== TASK INSTRUCTIONS ==
Where does the string "нагрузки" appear? Copy every line of the entries below that holds it.

== INFORMATION SHOWN ==

——

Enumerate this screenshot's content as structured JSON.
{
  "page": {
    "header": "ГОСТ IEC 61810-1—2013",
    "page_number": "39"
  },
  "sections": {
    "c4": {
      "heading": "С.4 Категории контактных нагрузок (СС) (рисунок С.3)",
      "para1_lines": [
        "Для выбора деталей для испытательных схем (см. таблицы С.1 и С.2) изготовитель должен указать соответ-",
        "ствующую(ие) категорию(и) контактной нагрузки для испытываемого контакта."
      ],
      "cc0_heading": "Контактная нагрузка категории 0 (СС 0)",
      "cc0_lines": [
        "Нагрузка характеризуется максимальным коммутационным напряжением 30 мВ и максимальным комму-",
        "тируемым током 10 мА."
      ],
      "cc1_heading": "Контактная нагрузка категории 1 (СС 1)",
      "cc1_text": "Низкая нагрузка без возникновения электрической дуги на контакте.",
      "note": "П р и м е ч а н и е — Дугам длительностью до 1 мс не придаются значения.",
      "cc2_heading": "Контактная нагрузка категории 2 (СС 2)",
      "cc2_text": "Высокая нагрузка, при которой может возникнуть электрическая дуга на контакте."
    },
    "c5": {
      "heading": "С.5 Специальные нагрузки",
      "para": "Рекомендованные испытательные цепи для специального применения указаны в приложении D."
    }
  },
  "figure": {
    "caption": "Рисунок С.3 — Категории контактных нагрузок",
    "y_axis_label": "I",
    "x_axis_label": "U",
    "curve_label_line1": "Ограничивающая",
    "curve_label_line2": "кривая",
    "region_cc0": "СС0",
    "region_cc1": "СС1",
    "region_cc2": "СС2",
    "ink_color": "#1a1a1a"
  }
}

——

== EXERCISE RESULT ==
        "ствующую(ие) категорию(и) контактной нагрузки для испытываемого контакта."
      "heading": "С.5 Специальные нагрузки",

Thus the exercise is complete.